--- start of Task material ---

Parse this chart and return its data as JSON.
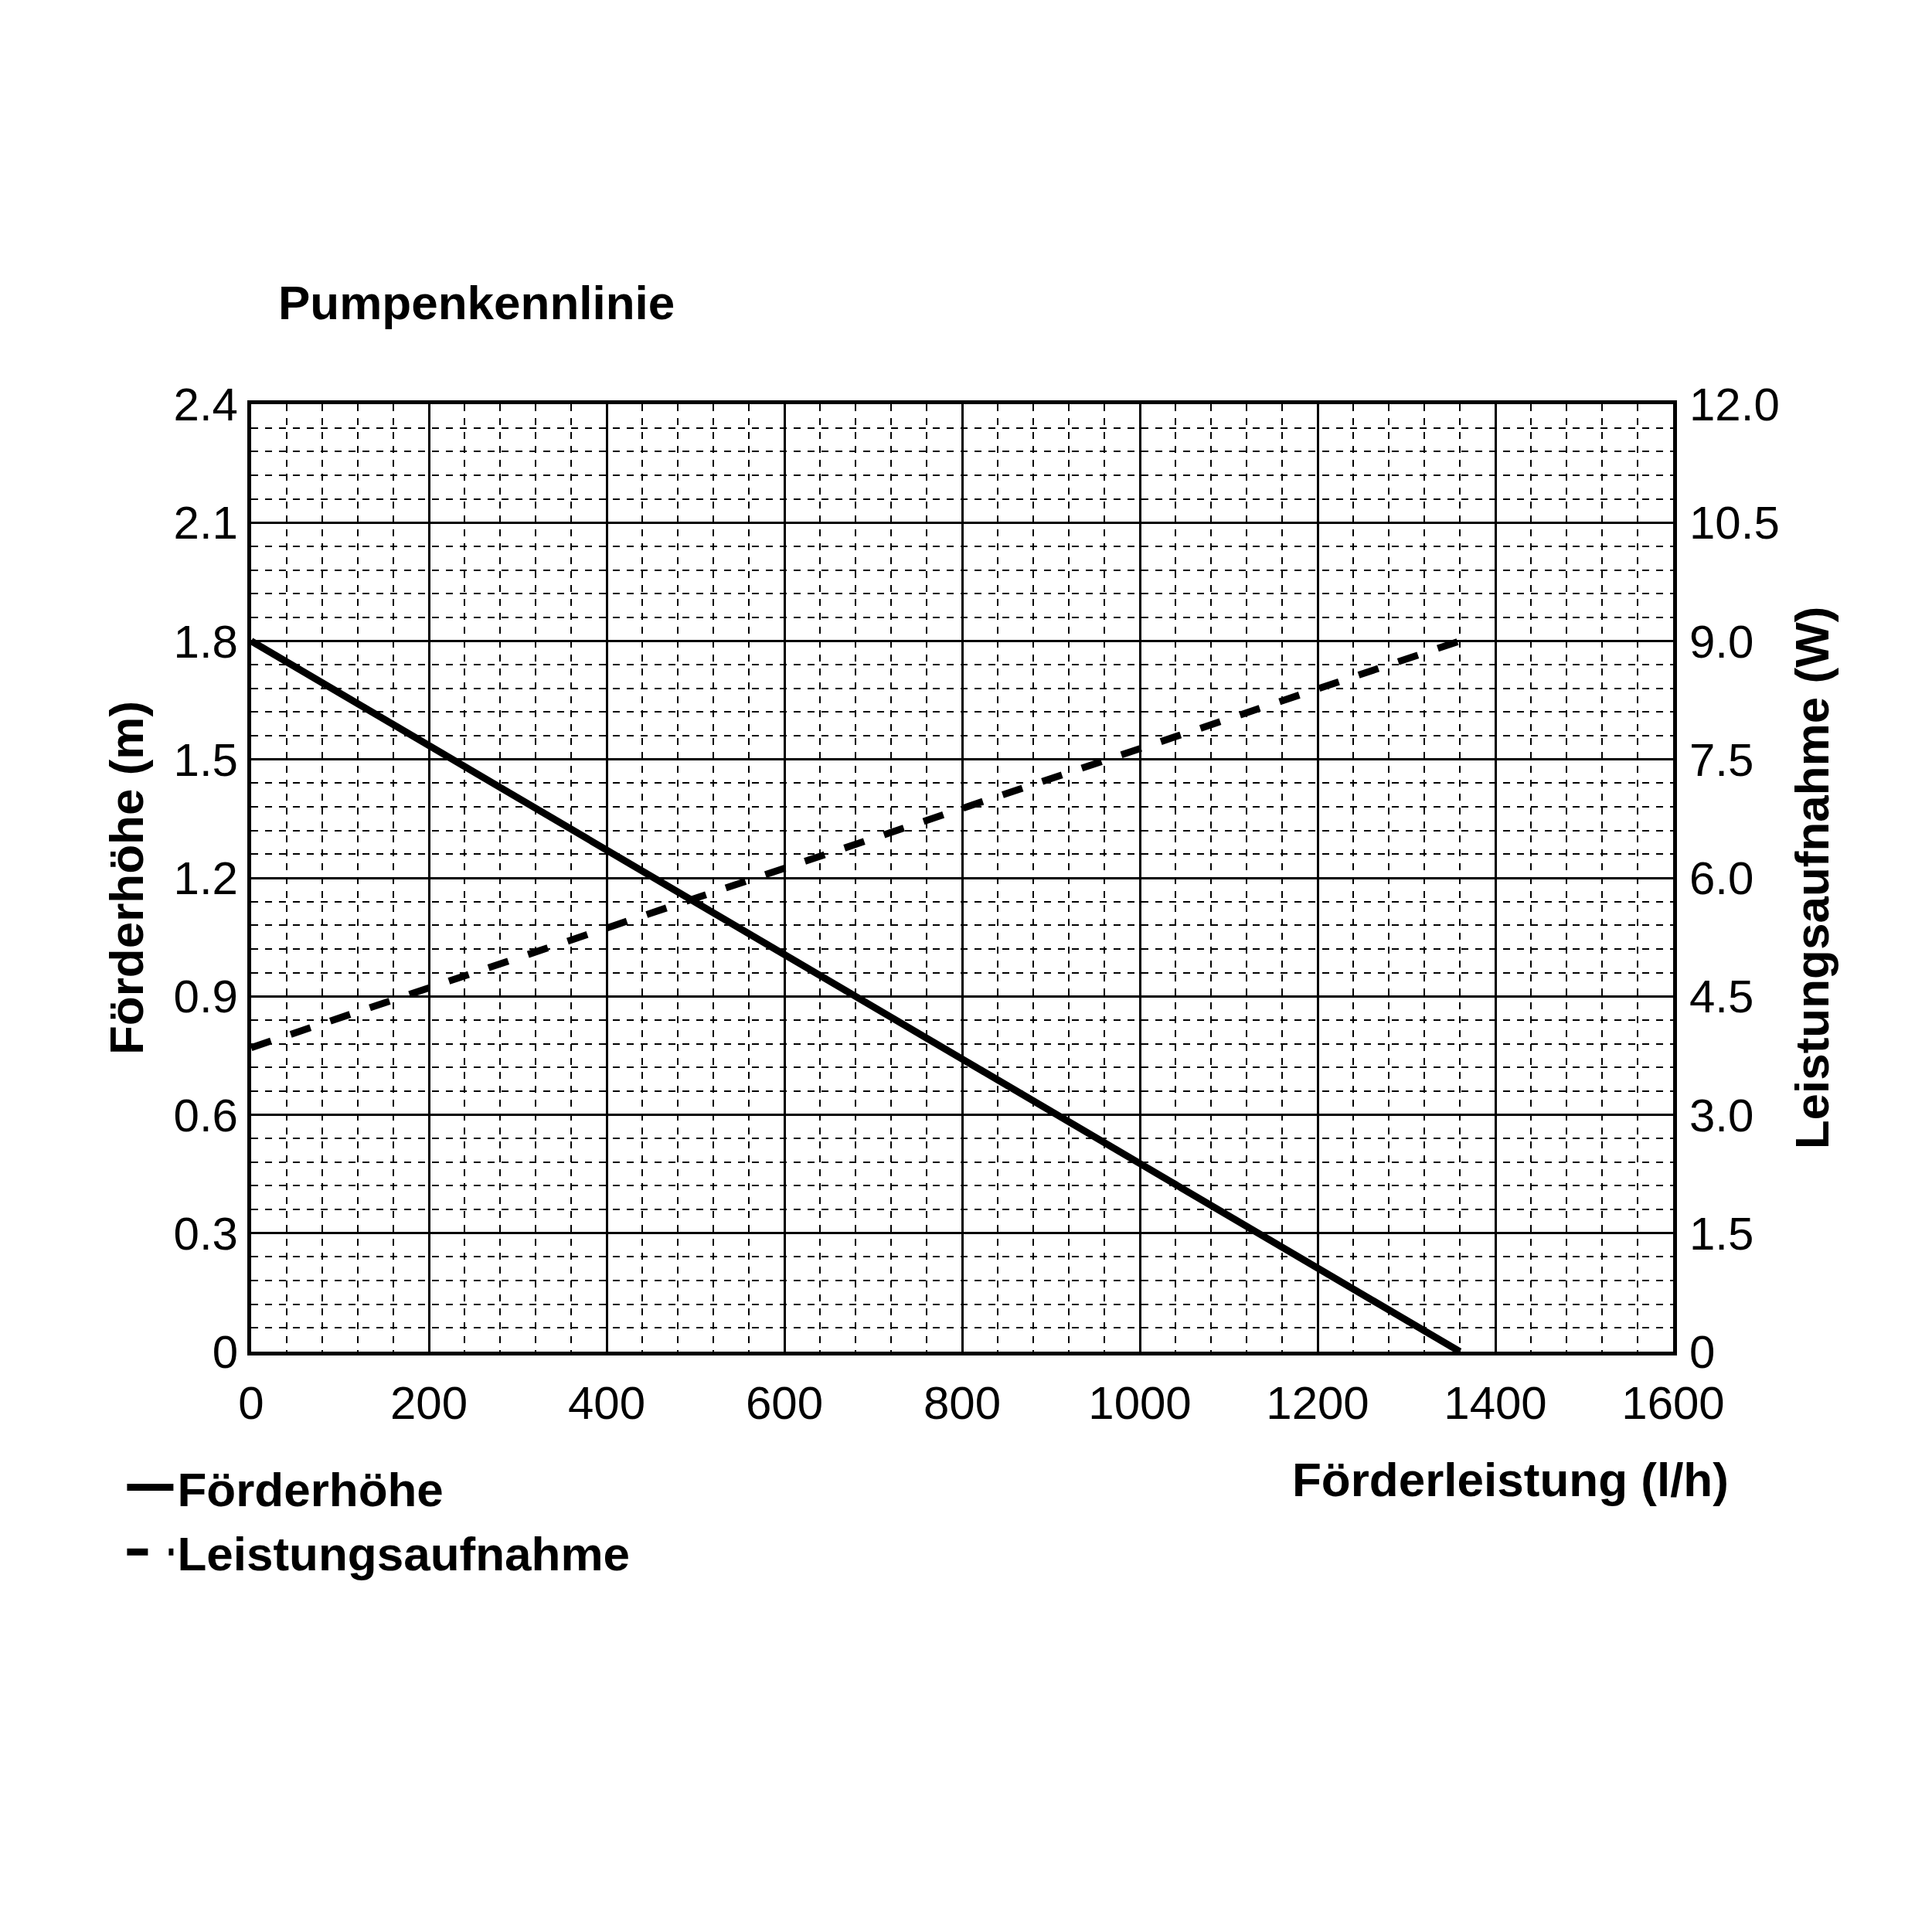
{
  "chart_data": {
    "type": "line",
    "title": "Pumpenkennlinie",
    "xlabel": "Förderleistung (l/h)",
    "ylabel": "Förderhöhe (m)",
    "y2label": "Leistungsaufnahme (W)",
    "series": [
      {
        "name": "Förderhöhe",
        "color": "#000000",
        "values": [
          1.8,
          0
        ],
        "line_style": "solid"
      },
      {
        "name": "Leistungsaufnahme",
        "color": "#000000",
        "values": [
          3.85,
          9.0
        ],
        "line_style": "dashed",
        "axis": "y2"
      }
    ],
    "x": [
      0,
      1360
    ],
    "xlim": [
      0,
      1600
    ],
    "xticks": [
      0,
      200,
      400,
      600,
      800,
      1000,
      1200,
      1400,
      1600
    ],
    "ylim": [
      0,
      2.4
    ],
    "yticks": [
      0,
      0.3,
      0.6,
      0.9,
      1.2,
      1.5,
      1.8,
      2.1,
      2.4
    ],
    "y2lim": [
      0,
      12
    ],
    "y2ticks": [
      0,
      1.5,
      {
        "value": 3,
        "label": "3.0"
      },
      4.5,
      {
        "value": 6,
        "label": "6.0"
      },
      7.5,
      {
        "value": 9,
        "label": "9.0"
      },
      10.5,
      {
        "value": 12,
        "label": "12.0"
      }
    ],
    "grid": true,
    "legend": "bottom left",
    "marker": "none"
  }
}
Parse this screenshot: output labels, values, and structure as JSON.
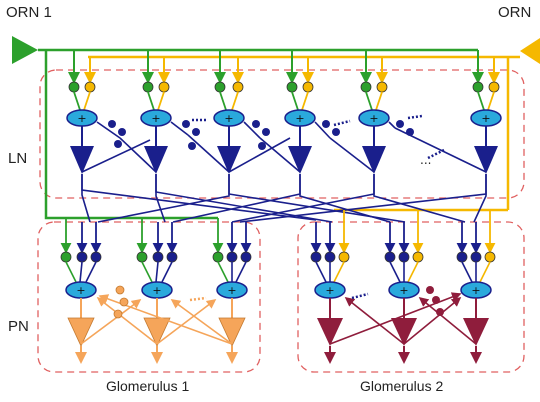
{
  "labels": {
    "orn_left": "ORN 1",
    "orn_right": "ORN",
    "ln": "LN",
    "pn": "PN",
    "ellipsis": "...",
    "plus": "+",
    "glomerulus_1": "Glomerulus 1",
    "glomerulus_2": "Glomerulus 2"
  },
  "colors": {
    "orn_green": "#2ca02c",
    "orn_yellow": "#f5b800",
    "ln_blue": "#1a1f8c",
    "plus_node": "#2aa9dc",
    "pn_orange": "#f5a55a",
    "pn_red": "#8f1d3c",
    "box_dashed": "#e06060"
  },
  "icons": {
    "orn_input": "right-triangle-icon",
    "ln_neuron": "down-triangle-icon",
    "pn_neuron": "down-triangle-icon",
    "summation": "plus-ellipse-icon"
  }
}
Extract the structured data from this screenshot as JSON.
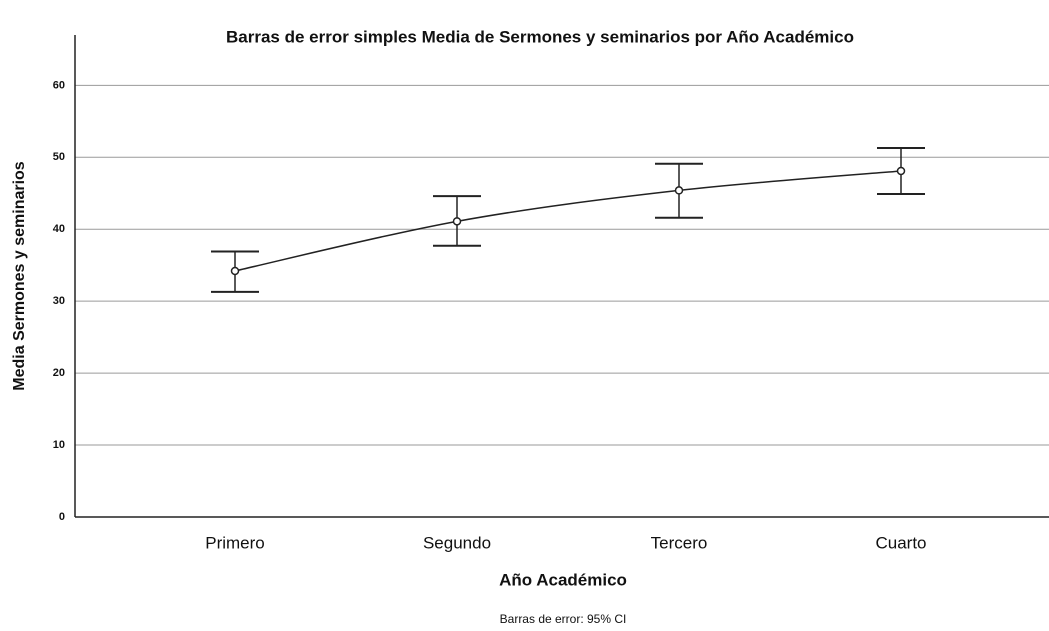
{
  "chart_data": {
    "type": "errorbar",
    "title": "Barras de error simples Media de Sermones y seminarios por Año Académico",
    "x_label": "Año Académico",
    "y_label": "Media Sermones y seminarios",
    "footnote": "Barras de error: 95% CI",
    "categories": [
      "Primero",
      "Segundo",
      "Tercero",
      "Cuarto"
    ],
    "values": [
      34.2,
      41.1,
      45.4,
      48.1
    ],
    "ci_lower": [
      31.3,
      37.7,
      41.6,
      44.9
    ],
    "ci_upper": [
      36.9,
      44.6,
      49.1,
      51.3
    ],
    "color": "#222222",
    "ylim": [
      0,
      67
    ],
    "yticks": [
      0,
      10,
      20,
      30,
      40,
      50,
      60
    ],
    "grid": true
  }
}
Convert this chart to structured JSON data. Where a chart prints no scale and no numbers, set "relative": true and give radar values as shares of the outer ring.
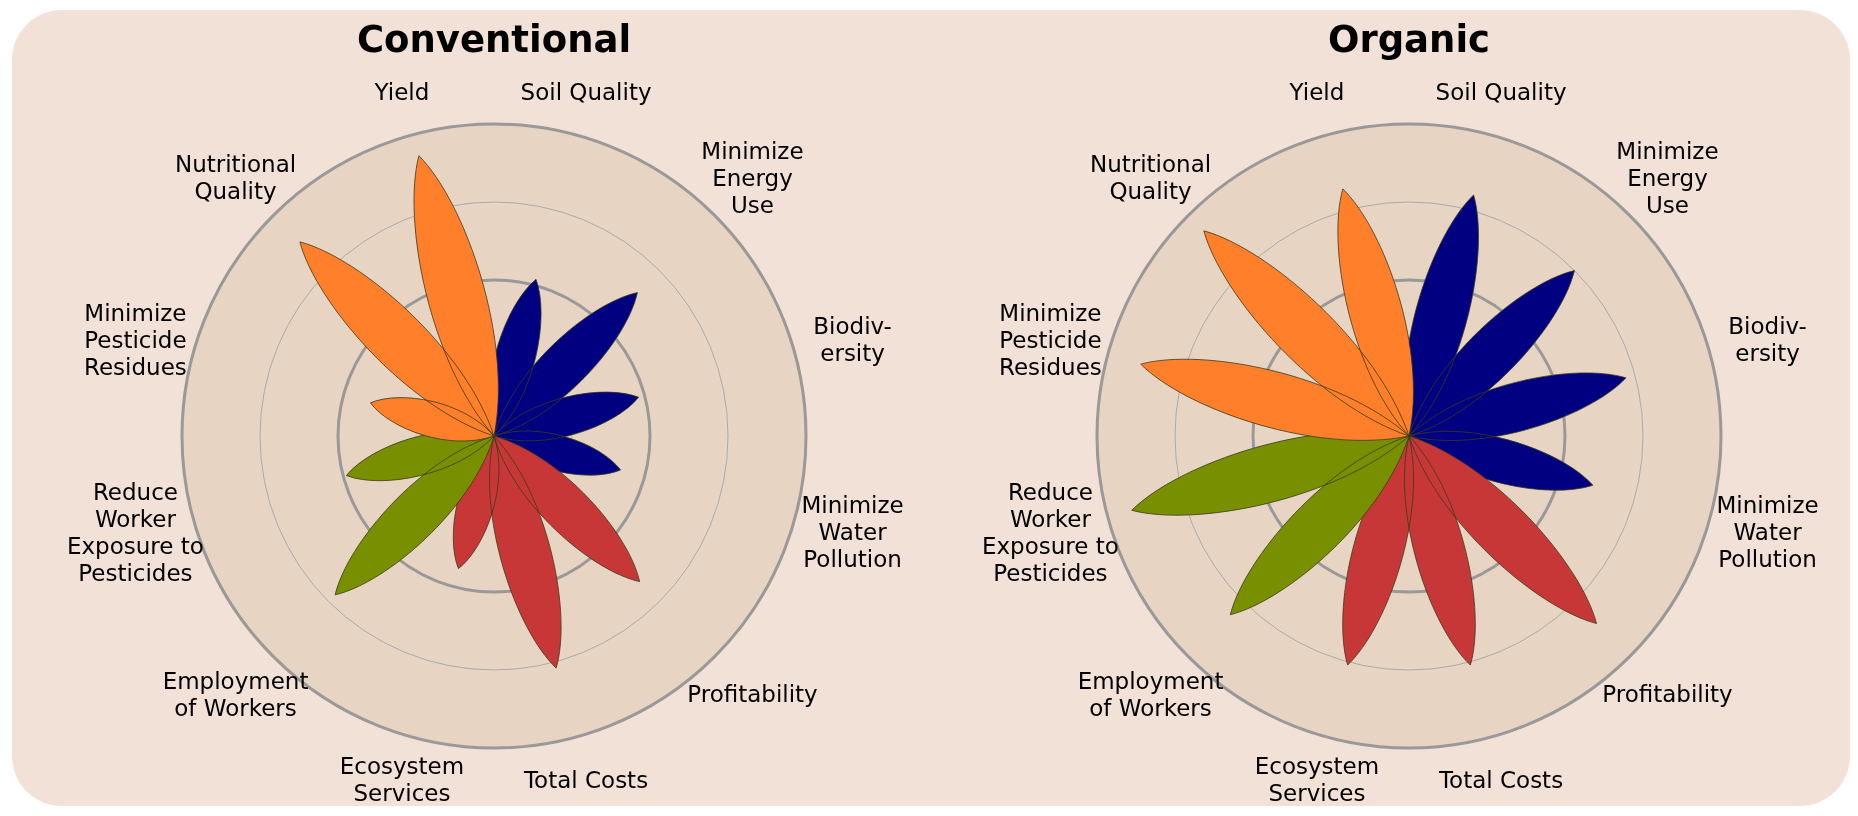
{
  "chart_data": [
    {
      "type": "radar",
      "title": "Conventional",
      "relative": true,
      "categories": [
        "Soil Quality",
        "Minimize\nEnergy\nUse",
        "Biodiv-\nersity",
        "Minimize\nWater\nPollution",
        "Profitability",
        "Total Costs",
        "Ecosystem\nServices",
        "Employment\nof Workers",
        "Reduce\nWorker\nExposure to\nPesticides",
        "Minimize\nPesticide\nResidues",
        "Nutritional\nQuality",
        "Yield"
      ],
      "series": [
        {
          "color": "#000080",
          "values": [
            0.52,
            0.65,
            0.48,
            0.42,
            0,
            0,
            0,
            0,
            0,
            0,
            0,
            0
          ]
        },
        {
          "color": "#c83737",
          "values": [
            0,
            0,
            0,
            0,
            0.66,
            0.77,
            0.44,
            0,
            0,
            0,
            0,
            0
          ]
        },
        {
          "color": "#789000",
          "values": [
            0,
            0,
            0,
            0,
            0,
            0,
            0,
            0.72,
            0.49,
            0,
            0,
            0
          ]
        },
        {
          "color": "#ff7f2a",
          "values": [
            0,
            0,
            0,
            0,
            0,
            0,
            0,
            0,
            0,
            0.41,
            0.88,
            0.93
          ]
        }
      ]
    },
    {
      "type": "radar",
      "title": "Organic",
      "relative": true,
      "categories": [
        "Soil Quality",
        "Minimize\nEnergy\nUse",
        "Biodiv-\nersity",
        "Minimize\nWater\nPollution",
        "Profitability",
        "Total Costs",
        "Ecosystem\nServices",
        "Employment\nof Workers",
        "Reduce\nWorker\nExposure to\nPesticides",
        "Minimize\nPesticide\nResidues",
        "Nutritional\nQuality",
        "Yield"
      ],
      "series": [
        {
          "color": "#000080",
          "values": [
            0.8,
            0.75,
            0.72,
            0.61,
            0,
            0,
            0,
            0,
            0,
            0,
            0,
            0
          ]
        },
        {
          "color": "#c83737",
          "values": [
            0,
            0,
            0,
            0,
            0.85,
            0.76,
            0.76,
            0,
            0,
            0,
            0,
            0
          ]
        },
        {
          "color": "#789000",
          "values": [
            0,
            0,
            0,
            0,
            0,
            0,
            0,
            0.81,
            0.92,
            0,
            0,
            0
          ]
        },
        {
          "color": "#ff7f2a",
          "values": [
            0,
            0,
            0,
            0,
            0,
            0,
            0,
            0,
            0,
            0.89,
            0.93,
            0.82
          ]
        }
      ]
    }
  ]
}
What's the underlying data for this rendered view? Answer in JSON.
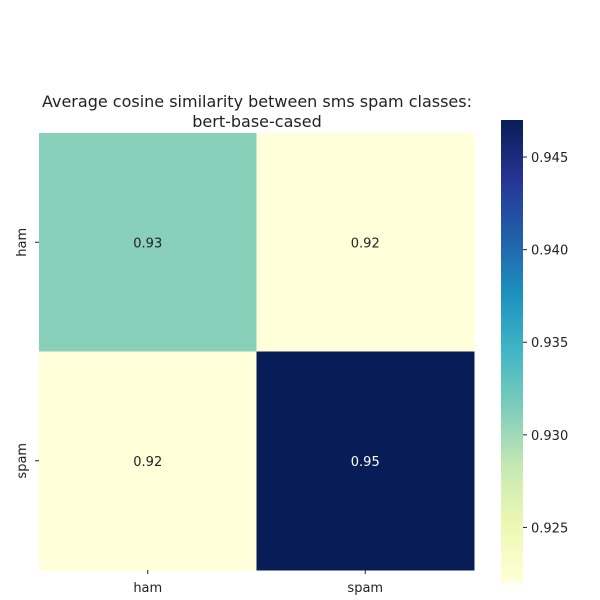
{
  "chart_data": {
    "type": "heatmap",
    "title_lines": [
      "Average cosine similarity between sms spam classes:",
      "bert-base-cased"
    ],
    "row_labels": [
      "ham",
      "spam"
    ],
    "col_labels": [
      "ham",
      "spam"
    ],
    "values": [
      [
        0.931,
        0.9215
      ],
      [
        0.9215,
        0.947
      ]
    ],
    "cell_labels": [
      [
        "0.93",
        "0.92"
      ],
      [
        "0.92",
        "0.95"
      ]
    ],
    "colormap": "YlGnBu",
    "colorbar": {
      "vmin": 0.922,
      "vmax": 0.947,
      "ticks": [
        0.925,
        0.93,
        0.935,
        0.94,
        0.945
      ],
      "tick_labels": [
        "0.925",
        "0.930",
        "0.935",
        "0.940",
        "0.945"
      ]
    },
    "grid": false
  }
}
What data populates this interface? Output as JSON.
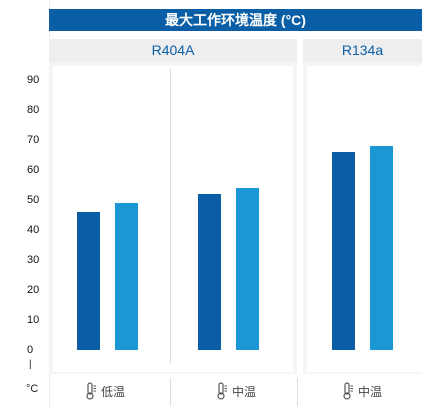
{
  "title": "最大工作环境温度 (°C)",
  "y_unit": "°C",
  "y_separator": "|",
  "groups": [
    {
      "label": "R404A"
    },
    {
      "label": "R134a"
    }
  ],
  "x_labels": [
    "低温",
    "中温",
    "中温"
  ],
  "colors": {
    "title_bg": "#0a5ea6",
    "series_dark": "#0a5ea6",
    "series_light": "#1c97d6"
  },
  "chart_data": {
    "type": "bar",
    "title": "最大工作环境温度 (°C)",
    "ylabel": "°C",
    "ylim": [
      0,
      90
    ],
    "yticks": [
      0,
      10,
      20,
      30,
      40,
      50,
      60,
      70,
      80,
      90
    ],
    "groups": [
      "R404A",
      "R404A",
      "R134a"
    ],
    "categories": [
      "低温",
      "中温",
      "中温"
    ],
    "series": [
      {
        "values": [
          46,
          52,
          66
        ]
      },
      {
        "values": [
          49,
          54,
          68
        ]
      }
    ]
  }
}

--- end of Task material ---

Show all lines in the entries above where the word "What" appears.

# Task output
What's the underlying data for this rendered view? Answer in JSON.
What data populates this interface? Output as JSON.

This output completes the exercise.